## START Input records

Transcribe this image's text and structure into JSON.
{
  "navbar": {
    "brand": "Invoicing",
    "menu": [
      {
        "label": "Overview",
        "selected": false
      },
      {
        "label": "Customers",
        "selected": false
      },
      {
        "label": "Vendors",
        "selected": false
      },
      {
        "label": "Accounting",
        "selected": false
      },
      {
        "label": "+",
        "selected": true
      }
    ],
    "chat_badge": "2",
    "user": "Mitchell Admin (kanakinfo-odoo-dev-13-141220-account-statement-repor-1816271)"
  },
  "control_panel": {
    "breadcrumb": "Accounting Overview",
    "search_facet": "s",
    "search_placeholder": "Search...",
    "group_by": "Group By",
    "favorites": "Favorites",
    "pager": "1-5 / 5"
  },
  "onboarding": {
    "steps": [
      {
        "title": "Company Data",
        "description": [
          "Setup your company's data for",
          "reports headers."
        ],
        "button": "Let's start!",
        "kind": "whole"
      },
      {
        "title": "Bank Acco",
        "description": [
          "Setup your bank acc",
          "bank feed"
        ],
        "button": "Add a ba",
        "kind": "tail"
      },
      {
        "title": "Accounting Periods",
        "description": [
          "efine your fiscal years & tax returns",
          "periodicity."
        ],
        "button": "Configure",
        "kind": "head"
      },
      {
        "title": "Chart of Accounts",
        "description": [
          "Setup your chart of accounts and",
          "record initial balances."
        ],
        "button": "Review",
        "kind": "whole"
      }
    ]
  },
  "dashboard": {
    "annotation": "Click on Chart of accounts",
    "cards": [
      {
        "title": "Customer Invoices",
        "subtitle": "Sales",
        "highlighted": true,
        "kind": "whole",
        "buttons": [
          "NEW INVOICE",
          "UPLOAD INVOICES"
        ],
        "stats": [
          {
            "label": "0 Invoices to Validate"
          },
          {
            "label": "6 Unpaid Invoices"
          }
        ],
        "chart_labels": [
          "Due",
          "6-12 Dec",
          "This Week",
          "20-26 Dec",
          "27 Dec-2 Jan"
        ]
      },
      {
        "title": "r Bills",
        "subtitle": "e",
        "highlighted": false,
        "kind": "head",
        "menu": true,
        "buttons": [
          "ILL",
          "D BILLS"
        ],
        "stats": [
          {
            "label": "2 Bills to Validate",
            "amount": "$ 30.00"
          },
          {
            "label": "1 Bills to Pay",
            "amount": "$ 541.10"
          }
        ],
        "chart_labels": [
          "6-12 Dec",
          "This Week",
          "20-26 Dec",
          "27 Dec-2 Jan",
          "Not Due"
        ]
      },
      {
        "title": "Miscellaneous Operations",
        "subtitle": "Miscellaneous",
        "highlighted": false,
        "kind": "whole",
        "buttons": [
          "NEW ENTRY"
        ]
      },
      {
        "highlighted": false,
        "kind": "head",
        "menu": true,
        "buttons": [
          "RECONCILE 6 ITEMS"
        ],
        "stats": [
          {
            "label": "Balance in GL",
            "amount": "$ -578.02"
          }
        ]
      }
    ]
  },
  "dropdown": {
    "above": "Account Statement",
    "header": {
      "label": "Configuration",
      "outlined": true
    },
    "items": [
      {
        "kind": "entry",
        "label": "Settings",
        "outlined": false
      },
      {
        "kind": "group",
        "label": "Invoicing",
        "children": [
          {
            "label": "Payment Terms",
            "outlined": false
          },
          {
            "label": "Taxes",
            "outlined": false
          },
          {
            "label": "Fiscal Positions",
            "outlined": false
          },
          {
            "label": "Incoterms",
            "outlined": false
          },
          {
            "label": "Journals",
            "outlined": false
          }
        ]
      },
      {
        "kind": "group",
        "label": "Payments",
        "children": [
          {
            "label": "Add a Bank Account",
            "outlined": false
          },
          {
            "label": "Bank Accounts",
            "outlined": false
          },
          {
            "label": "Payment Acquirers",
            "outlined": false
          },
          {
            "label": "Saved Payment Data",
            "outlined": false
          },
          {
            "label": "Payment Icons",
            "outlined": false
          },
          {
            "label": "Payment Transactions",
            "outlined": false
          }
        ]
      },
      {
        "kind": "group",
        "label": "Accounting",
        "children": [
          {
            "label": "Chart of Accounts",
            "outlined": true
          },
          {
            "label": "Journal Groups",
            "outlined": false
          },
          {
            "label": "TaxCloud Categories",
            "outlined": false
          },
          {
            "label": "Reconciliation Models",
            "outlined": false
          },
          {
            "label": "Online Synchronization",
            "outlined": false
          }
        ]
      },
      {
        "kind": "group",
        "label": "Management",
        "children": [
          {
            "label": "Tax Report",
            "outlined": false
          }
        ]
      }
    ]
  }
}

## END Input records

* [Exercise] Make an exact copy of the listing, including every line.

* [The solution]
Transcribe this image's text and structure into JSON.
{
  "navbar": {
    "brand": "Invoicing",
    "menu": [
      {
        "label": "Overview",
        "selected": false
      },
      {
        "label": "Customers",
        "selected": false
      },
      {
        "label": "Vendors",
        "selected": false
      },
      {
        "label": "Accounting",
        "selected": false
      },
      {
        "label": "+",
        "selected": true
      }
    ],
    "chat_badge": "2",
    "user": "Mitchell Admin (kanakinfo-odoo-dev-13-141220-account-statement-repor-1816271)"
  },
  "control_panel": {
    "breadcrumb": "Accounting Overview",
    "search_facet": "s",
    "search_placeholder": "Search...",
    "group_by": "Group By",
    "favorites": "Favorites",
    "pager": "1-5 / 5"
  },
  "onboarding": {
    "steps": [
      {
        "title": "Company Data",
        "description": [
          "Setup your company's data for",
          "reports headers."
        ],
        "button": "Let's start!",
        "kind": "whole"
      },
      {
        "title": "Bank Acco",
        "description": [
          "Setup your bank acc",
          "bank feed"
        ],
        "button": "Add a ba",
        "kind": "tail"
      },
      {
        "title": "Accounting Periods",
        "description": [
          "efine your fiscal years & tax returns",
          "periodicity."
        ],
        "button": "Configure",
        "kind": "head"
      },
      {
        "title": "Chart of Accounts",
        "description": [
          "Setup your chart of accounts and",
          "record initial balances."
        ],
        "button": "Review",
        "kind": "whole"
      }
    ]
  },
  "dashboard": {
    "annotation": "Click on Chart of accounts",
    "cards": [
      {
        "title": "Customer Invoices",
        "subtitle": "Sales",
        "highlighted": true,
        "kind": "whole",
        "buttons": [
          "NEW INVOICE",
          "UPLOAD INVOICES"
        ],
        "stats": [
          {
            "label": "0 Invoices to Validate"
          },
          {
            "label": "6 Unpaid Invoices"
          }
        ],
        "chart_labels": [
          "Due",
          "6-12 Dec",
          "This Week",
          "20-26 Dec",
          "27 Dec-2 Jan"
        ]
      },
      {
        "title": "r Bills",
        "subtitle": "e",
        "highlighted": false,
        "kind": "head",
        "menu": true,
        "buttons": [
          "ILL",
          "D BILLS"
        ],
        "stats": [
          {
            "label": "2 Bills to Validate",
            "amount": "$ 30.00"
          },
          {
            "label": "1 Bills to Pay",
            "amount": "$ 541.10"
          }
        ],
        "chart_labels": [
          "6-12 Dec",
          "This Week",
          "20-26 Dec",
          "27 Dec-2 Jan",
          "Not Due"
        ]
      },
      {
        "title": "Miscellaneous Operations",
        "subtitle": "Miscellaneous",
        "highlighted": false,
        "kind": "whole",
        "buttons": [
          "NEW ENTRY"
        ]
      },
      {
        "highlighted": false,
        "kind": "head",
        "menu": true,
        "buttons": [
          "RECONCILE 6 ITEMS"
        ],
        "stats": [
          {
            "label": "Balance in GL",
            "amount": "$ -578.02"
          }
        ]
      }
    ]
  },
  "dropdown": {
    "above": "Account Statement",
    "header": {
      "label": "Configuration",
      "outlined": true
    },
    "items": [
      {
        "kind": "entry",
        "label": "Settings",
        "outlined": false
      },
      {
        "kind": "group",
        "label": "Invoicing",
        "children": [
          {
            "label": "Payment Terms",
            "outlined": false
          },
          {
            "label": "Taxes",
            "outlined": false
          },
          {
            "label": "Fiscal Positions",
            "outlined": false
          },
          {
            "label": "Incoterms",
            "outlined": false
          },
          {
            "label": "Journals",
            "outlined": false
          }
        ]
      },
      {
        "kind": "group",
        "label": "Payments",
        "children": [
          {
            "label": "Add a Bank Account",
            "outlined": false
          },
          {
            "label": "Bank Accounts",
            "outlined": false
          },
          {
            "label": "Payment Acquirers",
            "outlined": false
          },
          {
            "label": "Saved Payment Data",
            "outlined": false
          },
          {
            "label": "Payment Icons",
            "outlined": false
          },
          {
            "label": "Payment Transactions",
            "outlined": false
          }
        ]
      },
      {
        "kind": "group",
        "label": "Accounting",
        "children": [
          {
            "label": "Chart of Accounts",
            "outlined": true
          },
          {
            "label": "Journal Groups",
            "outlined": false
          },
          {
            "label": "TaxCloud Categories",
            "outlined": false
          },
          {
            "label": "Reconciliation Models",
            "outlined": false
          },
          {
            "label": "Online Synchronization",
            "outlined": false
          }
        ]
      },
      {
        "kind": "group",
        "label": "Management",
        "children": [
          {
            "label": "Tax Report",
            "outlined": false
          }
        ]
      }
    ]
  }
}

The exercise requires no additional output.